§ DO THIS: Filter the records below for the word "network". Copy each line that holds it.

§ EXERCISE INPUTS:
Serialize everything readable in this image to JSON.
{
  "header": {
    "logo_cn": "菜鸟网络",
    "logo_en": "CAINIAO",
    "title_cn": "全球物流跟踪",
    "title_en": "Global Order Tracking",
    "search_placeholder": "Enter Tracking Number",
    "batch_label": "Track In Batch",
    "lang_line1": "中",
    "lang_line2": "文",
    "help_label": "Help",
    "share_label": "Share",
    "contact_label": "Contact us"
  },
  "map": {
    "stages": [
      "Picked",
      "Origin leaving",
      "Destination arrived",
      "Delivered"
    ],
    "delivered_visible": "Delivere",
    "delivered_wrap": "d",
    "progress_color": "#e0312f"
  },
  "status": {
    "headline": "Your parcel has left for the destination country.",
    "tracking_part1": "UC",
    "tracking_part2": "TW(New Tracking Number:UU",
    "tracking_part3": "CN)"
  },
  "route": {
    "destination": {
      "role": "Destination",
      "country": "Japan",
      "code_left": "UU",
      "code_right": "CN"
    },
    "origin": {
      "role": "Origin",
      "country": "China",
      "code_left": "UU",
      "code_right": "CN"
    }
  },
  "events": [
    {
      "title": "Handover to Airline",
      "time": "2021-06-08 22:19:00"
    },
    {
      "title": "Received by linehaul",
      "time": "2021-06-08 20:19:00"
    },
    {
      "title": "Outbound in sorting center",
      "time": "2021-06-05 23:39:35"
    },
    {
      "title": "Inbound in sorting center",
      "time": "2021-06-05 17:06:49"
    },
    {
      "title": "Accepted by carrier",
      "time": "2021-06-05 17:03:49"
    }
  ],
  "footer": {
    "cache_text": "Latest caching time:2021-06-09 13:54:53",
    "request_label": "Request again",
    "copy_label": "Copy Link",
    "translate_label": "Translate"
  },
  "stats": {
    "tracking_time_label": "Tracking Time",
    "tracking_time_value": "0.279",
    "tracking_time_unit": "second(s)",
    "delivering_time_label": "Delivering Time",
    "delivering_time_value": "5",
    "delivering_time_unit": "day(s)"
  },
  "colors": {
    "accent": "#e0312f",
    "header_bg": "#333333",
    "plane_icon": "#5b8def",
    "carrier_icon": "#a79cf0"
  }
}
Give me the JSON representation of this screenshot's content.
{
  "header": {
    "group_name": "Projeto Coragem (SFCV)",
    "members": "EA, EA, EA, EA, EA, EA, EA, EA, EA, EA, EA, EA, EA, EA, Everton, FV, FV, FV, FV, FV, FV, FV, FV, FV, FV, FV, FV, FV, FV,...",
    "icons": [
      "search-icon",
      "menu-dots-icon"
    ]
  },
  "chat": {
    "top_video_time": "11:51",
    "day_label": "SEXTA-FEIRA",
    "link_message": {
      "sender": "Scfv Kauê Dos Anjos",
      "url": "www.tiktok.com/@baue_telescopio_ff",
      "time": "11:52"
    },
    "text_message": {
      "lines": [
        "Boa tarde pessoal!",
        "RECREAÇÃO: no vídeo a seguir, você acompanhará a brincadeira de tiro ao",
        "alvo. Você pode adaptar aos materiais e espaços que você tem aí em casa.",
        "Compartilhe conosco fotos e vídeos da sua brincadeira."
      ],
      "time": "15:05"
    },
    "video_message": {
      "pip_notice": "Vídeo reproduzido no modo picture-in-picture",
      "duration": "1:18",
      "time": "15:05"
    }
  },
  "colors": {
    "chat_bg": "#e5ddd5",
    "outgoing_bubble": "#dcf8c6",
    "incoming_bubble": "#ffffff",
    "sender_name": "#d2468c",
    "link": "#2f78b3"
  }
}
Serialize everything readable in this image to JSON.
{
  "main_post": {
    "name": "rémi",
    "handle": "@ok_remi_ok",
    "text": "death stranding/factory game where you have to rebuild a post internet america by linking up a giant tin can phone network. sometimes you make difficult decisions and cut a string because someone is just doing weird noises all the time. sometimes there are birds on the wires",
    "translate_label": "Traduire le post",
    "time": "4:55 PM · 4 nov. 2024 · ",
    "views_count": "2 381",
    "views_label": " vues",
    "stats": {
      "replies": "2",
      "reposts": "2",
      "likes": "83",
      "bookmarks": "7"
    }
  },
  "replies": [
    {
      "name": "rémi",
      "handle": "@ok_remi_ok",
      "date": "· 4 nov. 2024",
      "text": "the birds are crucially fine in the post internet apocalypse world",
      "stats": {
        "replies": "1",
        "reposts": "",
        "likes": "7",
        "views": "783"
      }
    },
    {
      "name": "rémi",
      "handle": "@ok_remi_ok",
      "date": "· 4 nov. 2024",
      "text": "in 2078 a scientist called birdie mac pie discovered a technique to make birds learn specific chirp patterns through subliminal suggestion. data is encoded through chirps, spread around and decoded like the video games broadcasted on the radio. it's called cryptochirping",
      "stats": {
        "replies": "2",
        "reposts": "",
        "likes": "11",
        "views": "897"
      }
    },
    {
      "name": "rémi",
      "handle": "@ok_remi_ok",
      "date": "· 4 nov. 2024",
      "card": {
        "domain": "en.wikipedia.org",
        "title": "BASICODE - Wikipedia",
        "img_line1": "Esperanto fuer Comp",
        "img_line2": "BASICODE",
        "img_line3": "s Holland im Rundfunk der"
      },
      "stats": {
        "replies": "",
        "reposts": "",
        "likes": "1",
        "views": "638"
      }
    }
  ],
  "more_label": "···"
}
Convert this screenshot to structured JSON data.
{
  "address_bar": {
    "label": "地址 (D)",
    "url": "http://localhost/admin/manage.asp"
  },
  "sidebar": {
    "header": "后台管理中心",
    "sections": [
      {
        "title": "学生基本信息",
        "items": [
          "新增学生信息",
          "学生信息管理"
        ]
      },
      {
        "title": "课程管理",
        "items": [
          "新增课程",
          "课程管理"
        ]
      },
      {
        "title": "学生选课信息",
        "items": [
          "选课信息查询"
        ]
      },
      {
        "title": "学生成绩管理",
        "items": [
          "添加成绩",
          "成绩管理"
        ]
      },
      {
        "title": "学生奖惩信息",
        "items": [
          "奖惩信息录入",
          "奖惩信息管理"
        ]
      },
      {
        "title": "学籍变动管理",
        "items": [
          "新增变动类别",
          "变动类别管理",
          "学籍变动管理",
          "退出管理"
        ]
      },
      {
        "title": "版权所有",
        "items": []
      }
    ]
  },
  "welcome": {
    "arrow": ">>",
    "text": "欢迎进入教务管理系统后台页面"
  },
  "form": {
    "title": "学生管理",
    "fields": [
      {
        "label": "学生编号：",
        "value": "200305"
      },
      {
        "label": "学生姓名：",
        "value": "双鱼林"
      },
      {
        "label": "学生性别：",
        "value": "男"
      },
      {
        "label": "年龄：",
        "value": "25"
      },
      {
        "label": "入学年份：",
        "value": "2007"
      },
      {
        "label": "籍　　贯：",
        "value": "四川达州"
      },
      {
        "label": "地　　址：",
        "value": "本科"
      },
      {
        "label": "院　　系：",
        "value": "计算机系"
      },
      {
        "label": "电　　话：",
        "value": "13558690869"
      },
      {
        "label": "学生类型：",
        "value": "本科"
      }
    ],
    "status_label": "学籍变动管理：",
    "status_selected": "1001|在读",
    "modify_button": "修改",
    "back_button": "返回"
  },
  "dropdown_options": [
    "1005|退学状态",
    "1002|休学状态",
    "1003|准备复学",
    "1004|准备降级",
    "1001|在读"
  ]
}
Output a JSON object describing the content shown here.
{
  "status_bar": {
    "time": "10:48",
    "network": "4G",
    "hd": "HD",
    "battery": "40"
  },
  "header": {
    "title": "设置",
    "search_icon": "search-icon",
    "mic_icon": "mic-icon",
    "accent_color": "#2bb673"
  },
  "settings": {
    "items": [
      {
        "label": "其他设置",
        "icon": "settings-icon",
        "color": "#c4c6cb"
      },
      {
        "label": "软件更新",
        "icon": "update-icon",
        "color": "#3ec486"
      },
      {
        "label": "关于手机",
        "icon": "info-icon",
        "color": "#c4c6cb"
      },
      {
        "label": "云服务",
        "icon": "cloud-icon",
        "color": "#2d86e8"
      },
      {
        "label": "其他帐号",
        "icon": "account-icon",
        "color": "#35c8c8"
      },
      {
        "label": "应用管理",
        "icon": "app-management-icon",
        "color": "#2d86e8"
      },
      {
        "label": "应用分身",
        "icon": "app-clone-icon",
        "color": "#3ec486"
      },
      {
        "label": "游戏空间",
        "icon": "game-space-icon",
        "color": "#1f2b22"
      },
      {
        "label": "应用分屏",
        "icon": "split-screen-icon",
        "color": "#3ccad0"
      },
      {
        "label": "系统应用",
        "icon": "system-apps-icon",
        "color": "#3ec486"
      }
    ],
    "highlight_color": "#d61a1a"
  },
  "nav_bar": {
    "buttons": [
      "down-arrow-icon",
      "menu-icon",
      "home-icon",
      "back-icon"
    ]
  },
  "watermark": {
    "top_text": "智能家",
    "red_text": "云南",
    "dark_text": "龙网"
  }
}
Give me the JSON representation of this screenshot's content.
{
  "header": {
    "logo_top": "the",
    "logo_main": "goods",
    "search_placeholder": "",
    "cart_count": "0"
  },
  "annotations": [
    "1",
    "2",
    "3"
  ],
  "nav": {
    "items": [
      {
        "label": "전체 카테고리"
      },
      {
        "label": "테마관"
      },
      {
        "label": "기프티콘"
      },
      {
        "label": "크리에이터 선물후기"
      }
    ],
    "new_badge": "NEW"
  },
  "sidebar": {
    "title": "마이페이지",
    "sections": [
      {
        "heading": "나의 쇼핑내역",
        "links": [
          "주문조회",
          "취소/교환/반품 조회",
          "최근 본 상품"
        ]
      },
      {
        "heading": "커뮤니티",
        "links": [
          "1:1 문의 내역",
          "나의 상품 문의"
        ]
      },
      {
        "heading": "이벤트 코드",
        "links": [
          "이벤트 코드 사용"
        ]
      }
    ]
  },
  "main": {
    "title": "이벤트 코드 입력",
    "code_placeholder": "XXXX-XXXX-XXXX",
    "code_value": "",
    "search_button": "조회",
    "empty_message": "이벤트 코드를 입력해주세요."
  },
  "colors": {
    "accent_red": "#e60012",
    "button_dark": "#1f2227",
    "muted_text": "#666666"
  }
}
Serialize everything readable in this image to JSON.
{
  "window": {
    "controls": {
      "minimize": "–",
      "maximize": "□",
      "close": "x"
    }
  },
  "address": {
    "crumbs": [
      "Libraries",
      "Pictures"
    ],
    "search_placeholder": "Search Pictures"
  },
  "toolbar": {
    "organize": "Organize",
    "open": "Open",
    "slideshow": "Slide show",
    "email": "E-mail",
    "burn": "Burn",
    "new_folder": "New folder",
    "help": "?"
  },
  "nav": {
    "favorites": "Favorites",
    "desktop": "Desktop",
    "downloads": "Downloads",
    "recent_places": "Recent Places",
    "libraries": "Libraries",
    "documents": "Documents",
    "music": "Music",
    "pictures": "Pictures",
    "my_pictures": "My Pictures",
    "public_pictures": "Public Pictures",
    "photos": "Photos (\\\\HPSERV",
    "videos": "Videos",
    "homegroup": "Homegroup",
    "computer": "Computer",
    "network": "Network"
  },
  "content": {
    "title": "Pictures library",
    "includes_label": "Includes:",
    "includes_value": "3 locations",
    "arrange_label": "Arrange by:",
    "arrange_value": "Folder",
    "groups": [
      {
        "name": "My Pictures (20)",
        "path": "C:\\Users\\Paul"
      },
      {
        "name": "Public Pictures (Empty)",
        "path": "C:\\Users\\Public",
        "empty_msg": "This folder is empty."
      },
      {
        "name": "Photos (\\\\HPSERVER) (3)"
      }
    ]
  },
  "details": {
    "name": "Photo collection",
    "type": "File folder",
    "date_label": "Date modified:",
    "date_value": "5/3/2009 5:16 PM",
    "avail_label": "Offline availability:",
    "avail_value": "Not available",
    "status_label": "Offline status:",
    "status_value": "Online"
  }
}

§ RESULT FOR THIS TASK:
    "text": "death stranding/factory game where you have to rebuild a post internet america by linking up a giant tin can phone network. sometimes you make difficult decisions and cut a string because someone is just doing weird noises all the time. sometimes there are birds on the wires",
    "network": "4G",
    "network": "Network"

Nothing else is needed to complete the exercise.